• **The task**
Keep only the lines where "Daily" appears.

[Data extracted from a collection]
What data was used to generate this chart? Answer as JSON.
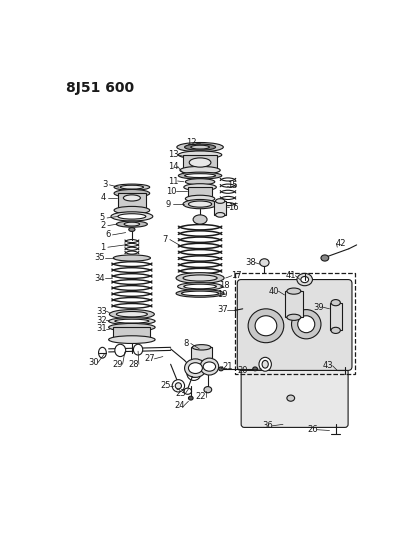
{
  "title": "8J51 600",
  "bg": "#ffffff",
  "lc": "#1a1a1a",
  "fig_w": 4.04,
  "fig_h": 5.33,
  "dpi": 100,
  "label_fs": 6.0,
  "title_fs": 10,
  "lw": 0.8
}
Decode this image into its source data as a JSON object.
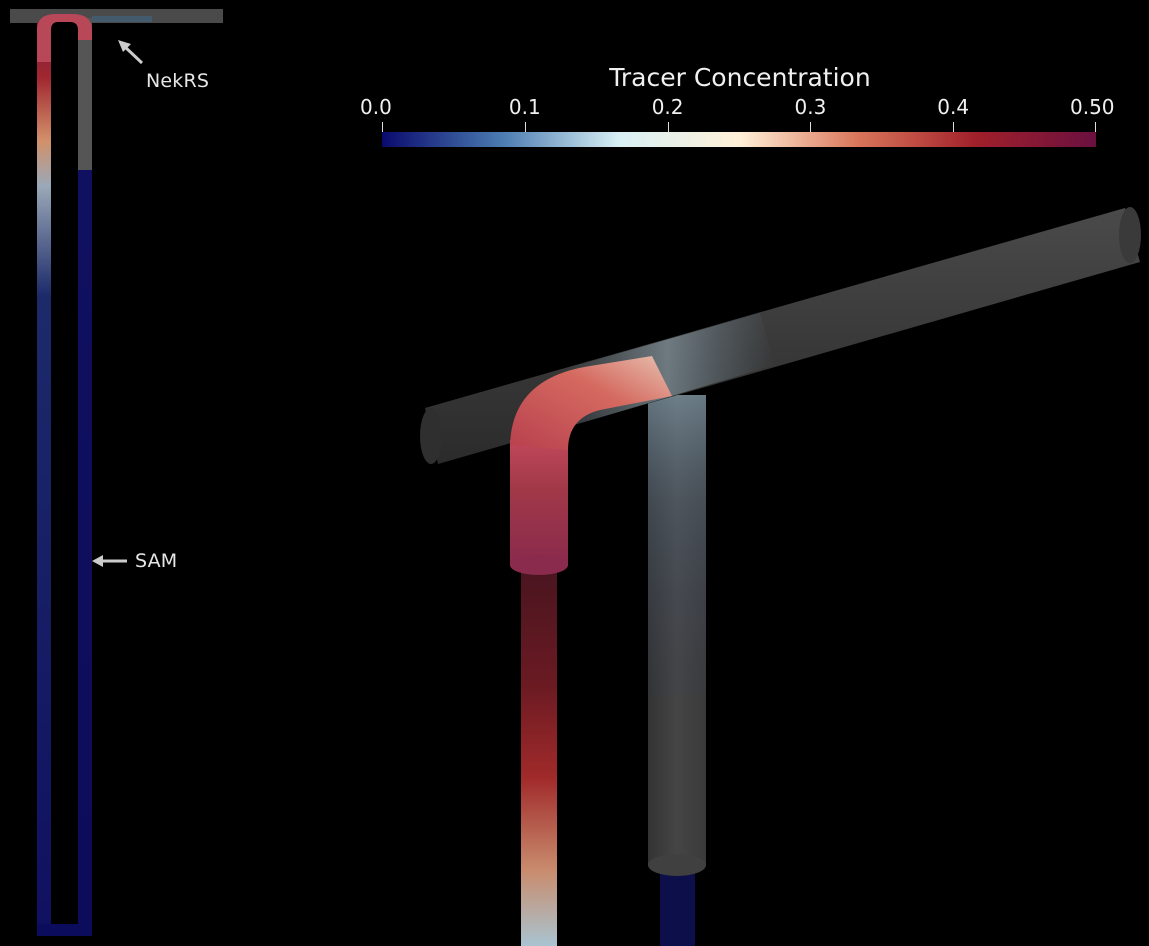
{
  "annotations": {
    "nekrs_label": "NekRS",
    "sam_label": "SAM"
  },
  "colorbar": {
    "title": "Tracer Concentration",
    "ticks": [
      "0.0",
      "0.1",
      "0.2",
      "0.3",
      "0.4",
      "0.50"
    ],
    "tick_values": [
      0.0,
      0.1,
      0.2,
      0.3,
      0.4,
      0.5
    ],
    "range": [
      0.0,
      0.5
    ],
    "colors": [
      "#0a0a6e",
      "#4a7ab0",
      "#d9f0f5",
      "#fff0d8",
      "#d9755a",
      "#a01f2a",
      "#6a1040"
    ]
  }
}
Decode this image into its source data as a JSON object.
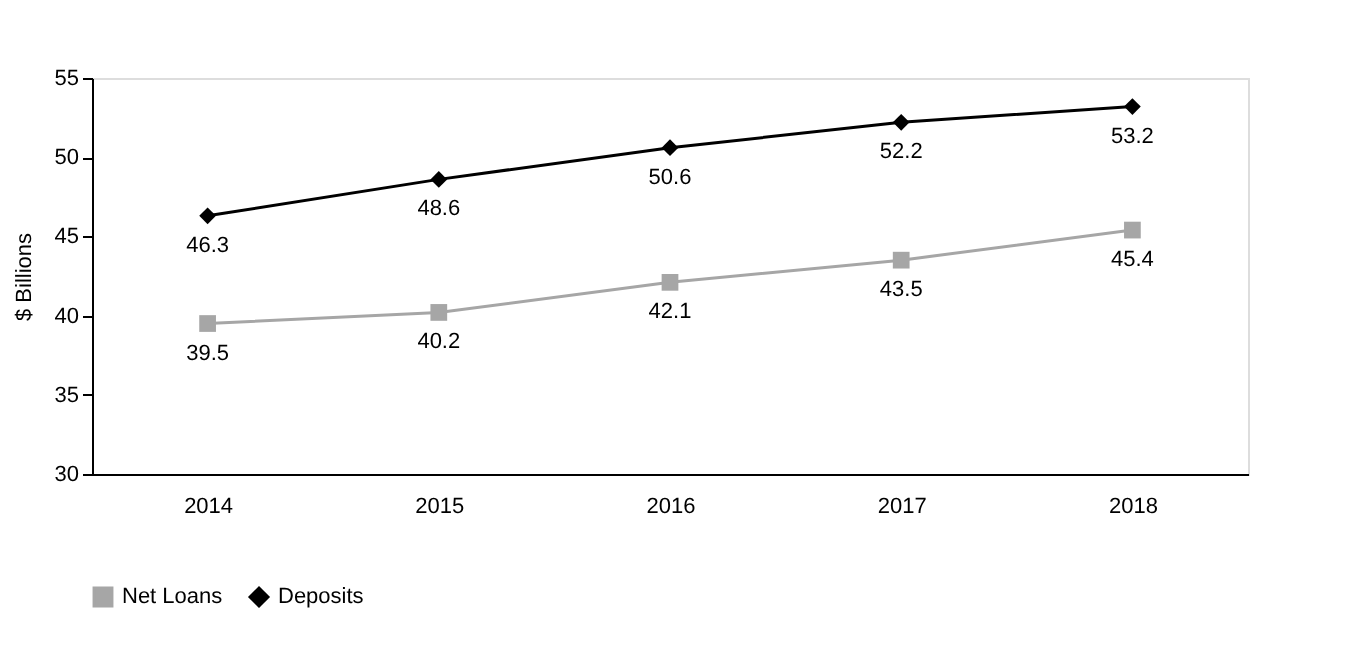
{
  "chart_data": {
    "type": "line",
    "ylabel": "$ Billions",
    "categories": [
      "2014",
      "2015",
      "2016",
      "2017",
      "2018"
    ],
    "series": [
      {
        "name": "Net Loans",
        "color": "#a6a6a6",
        "marker": "square",
        "values": [
          39.5,
          40.2,
          42.1,
          43.5,
          45.4
        ]
      },
      {
        "name": "Deposits",
        "color": "#000000",
        "marker": "diamond",
        "values": [
          46.3,
          48.6,
          50.6,
          52.2,
          53.2
        ]
      }
    ],
    "ylim": [
      30,
      55
    ],
    "yticks": [
      30,
      35,
      40,
      45,
      50,
      55
    ],
    "data_labels": true,
    "grid": false,
    "legend": "bottom",
    "line_style": "solid"
  }
}
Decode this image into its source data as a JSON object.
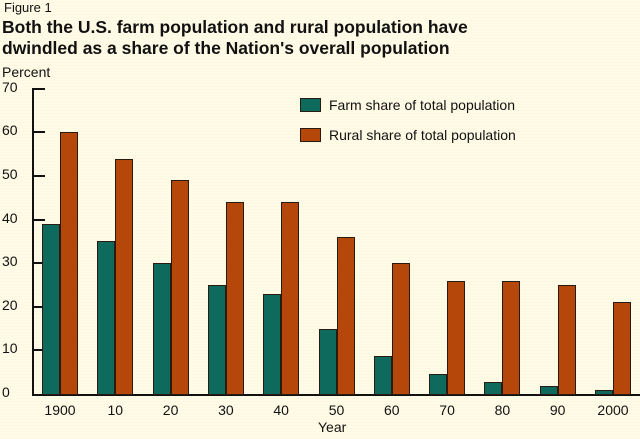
{
  "figure_label": "Figure 1",
  "title": "Both the U.S. farm population and rural population have dwindled as a share of the Nation's overall population",
  "title_lines": [
    "Both the U.S. farm population and rural population have",
    "dwindled as a share of the Nation's overall population"
  ],
  "colors": {
    "farm": "#0e6a5d",
    "rural": "#b5470b",
    "background": "#fffbe6"
  },
  "chart_data": {
    "type": "bar",
    "title": "Both the U.S. farm population and rural population have dwindled as a share of the Nation's overall population",
    "xlabel": "Year",
    "ylabel": "Percent",
    "ylim": [
      0,
      70
    ],
    "yticks": [
      0,
      10,
      20,
      30,
      40,
      50,
      60,
      70
    ],
    "categories": [
      "1900",
      "10",
      "20",
      "30",
      "40",
      "50",
      "60",
      "70",
      "80",
      "90",
      "2000"
    ],
    "series": [
      {
        "name": "Farm share of total population",
        "color": "#0e6a5d",
        "values": [
          39,
          35,
          30,
          25,
          23,
          15,
          8.7,
          4.7,
          2.7,
          1.9,
          1.0
        ]
      },
      {
        "name": "Rural share of total population",
        "color": "#b5470b",
        "values": [
          60,
          54,
          49,
          44,
          44,
          36,
          30,
          26,
          26,
          25,
          21
        ]
      }
    ],
    "legend_position": "upper right",
    "grid": false
  }
}
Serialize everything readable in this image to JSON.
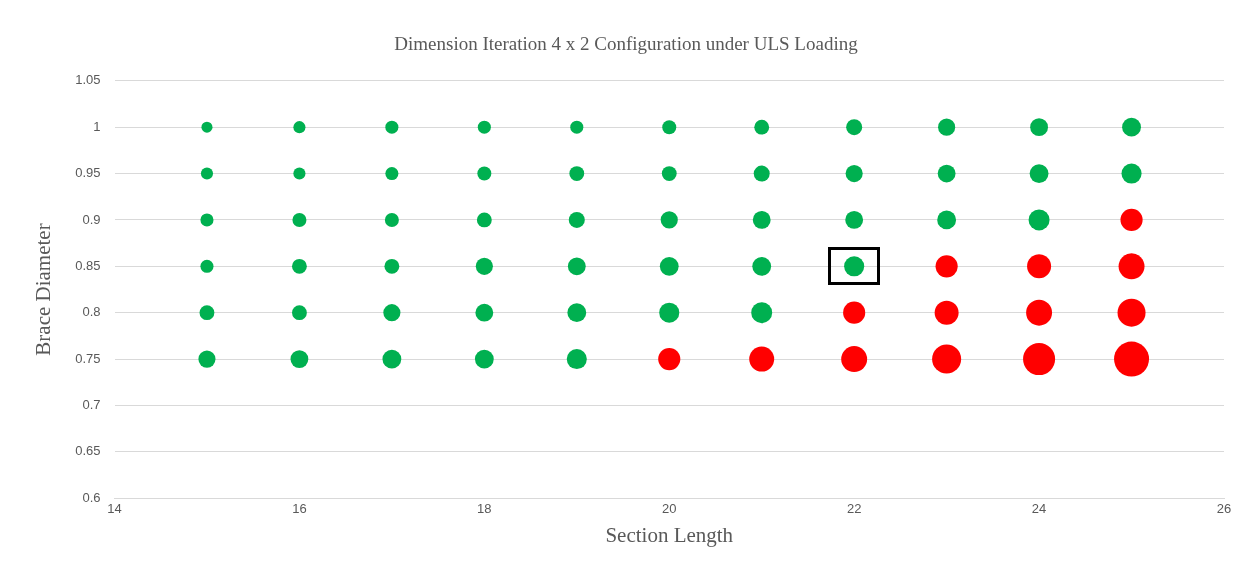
{
  "chart_data": {
    "type": "bubble",
    "title": "Dimension Iteration 4 x 2 Configuration under ULS Loading",
    "xlabel": "Section Length",
    "ylabel": "Brace Diameter",
    "xlim": [
      14,
      26
    ],
    "xticks": [
      14,
      16,
      18,
      20,
      22,
      24,
      26
    ],
    "ylim": [
      0.6,
      1.05
    ],
    "yticks": [
      0.6,
      0.65,
      0.7,
      0.75,
      0.8,
      0.85,
      0.9,
      0.95,
      1,
      1.05
    ],
    "grid": "y",
    "legend": false,
    "series": [
      {
        "color": "#00b050",
        "x": [
          15,
          15,
          15,
          15,
          15,
          15,
          16,
          16,
          16,
          16,
          16,
          16,
          17,
          17,
          17,
          17,
          17,
          17,
          18,
          18,
          18,
          18,
          18,
          18,
          19,
          19,
          19,
          19,
          19,
          19,
          20,
          20,
          20,
          20,
          20,
          21,
          21,
          21,
          21,
          21,
          22,
          22,
          22,
          22,
          23,
          23,
          23,
          24,
          24,
          24,
          25,
          25
        ],
        "values": [
          1,
          0.95,
          0.9,
          0.85,
          0.8,
          0.75,
          1,
          0.95,
          0.9,
          0.85,
          0.8,
          0.75,
          1,
          0.95,
          0.9,
          0.85,
          0.8,
          0.75,
          1,
          0.95,
          0.9,
          0.85,
          0.8,
          0.75,
          1,
          0.95,
          0.9,
          0.85,
          0.8,
          0.75,
          1,
          0.95,
          0.9,
          0.85,
          0.8,
          1,
          0.95,
          0.9,
          0.85,
          0.8,
          1,
          0.95,
          0.9,
          0.85,
          1,
          0.95,
          0.9,
          1,
          0.95,
          0.9,
          1,
          0.95
        ],
        "sizes": [
          0.1,
          0.12,
          0.14,
          0.14,
          0.18,
          0.24,
          0.12,
          0.12,
          0.16,
          0.18,
          0.18,
          0.26,
          0.14,
          0.14,
          0.16,
          0.18,
          0.24,
          0.29,
          0.14,
          0.16,
          0.18,
          0.24,
          0.26,
          0.29,
          0.14,
          0.18,
          0.21,
          0.26,
          0.29,
          0.33,
          0.16,
          0.18,
          0.24,
          0.29,
          0.33,
          0.18,
          0.21,
          0.26,
          0.29,
          0.36,
          0.21,
          0.24,
          0.26,
          0.33,
          0.24,
          0.26,
          0.29,
          0.26,
          0.29,
          0.36,
          0.29,
          0.33
        ]
      },
      {
        "color": "#ff0000",
        "x": [
          20,
          21,
          22,
          22,
          23,
          23,
          23,
          24,
          24,
          24,
          25,
          25,
          25,
          25
        ],
        "values": [
          0.75,
          0.75,
          0.8,
          0.75,
          0.85,
          0.8,
          0.75,
          0.85,
          0.8,
          0.75,
          0.9,
          0.85,
          0.8,
          0.75
        ],
        "sizes": [
          0.4,
          0.51,
          0.4,
          0.55,
          0.4,
          0.47,
          0.69,
          0.47,
          0.55,
          0.84,
          0.4,
          0.55,
          0.64,
          1
        ]
      }
    ]
  }
}
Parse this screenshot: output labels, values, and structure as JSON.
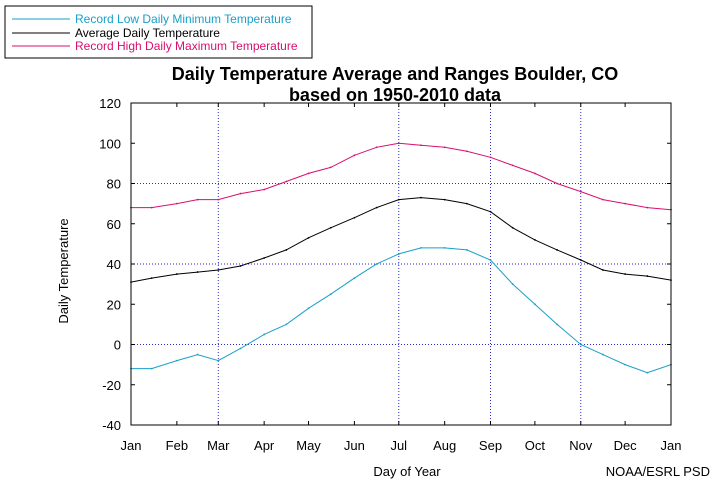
{
  "chart_data": {
    "type": "line",
    "title": "Daily Temperature Average and Ranges Boulder, CO",
    "subtitle": "based on 1950-2010 data",
    "xlabel": "Day of Year",
    "ylabel": "Daily Temperature",
    "credit": "NOAA/ESRL PSD",
    "ylim": [
      -40,
      120
    ],
    "xlim": [
      1,
      366
    ],
    "grid": true,
    "legend_position": "top-left",
    "x_ticks": [
      {
        "label": "Jan",
        "day": 1
      },
      {
        "label": "Feb",
        "day": 32
      },
      {
        "label": "Mar",
        "day": 60
      },
      {
        "label": "Apr",
        "day": 91
      },
      {
        "label": "May",
        "day": 121
      },
      {
        "label": "Jun",
        "day": 152
      },
      {
        "label": "Jul",
        "day": 182
      },
      {
        "label": "Aug",
        "day": 213
      },
      {
        "label": "Sep",
        "day": 244
      },
      {
        "label": "Oct",
        "day": 274
      },
      {
        "label": "Nov",
        "day": 305
      },
      {
        "label": "Dec",
        "day": 335
      },
      {
        "label": "Jan",
        "day": 366
      }
    ],
    "y_ticks": [
      120,
      100,
      80,
      60,
      40,
      20,
      0,
      -20,
      -40
    ],
    "gridline_days": [
      60,
      182,
      244,
      305
    ],
    "gridline_temps": [
      80,
      40,
      0
    ],
    "series": [
      {
        "name": "Record Low Daily Minimum Temperature",
        "color": "#1a9fc9",
        "x": [
          1,
          15,
          32,
          46,
          60,
          75,
          91,
          106,
          121,
          136,
          152,
          167,
          182,
          197,
          213,
          228,
          244,
          259,
          274,
          289,
          305,
          320,
          335,
          350,
          366
        ],
        "values": [
          -12,
          -12,
          -8,
          -5,
          -8,
          -2,
          5,
          10,
          18,
          25,
          33,
          40,
          45,
          48,
          48,
          47,
          42,
          30,
          20,
          10,
          0,
          -5,
          -10,
          -14,
          -10
        ]
      },
      {
        "name": "Average Daily Temperature",
        "color": "#000000",
        "x": [
          1,
          15,
          32,
          46,
          60,
          75,
          91,
          106,
          121,
          136,
          152,
          167,
          182,
          197,
          213,
          228,
          244,
          259,
          274,
          289,
          305,
          320,
          335,
          350,
          366
        ],
        "values": [
          31,
          33,
          35,
          36,
          37,
          39,
          43,
          47,
          53,
          58,
          63,
          68,
          72,
          73,
          72,
          70,
          66,
          58,
          52,
          47,
          42,
          37,
          35,
          34,
          32
        ]
      },
      {
        "name": "Record High Daily Maximum Temperature",
        "color": "#d6106f",
        "x": [
          1,
          15,
          32,
          46,
          60,
          75,
          91,
          106,
          121,
          136,
          152,
          167,
          182,
          197,
          213,
          228,
          244,
          259,
          274,
          289,
          305,
          320,
          335,
          350,
          366
        ],
        "values": [
          68,
          68,
          70,
          72,
          72,
          75,
          77,
          81,
          85,
          88,
          94,
          98,
          100,
          99,
          98,
          96,
          93,
          89,
          85,
          80,
          76,
          72,
          70,
          68,
          67
        ]
      }
    ]
  }
}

• **Answer to this problem**
    "title": "Daily Temperature Average and Ranges Boulder, CO",
    "ylabel": "Daily Temperature",
        "name": "Record Low Daily Minimum Temperature",
        "name": "Average Daily Temperature",
        "name": "Record High Daily Maximum Temperature",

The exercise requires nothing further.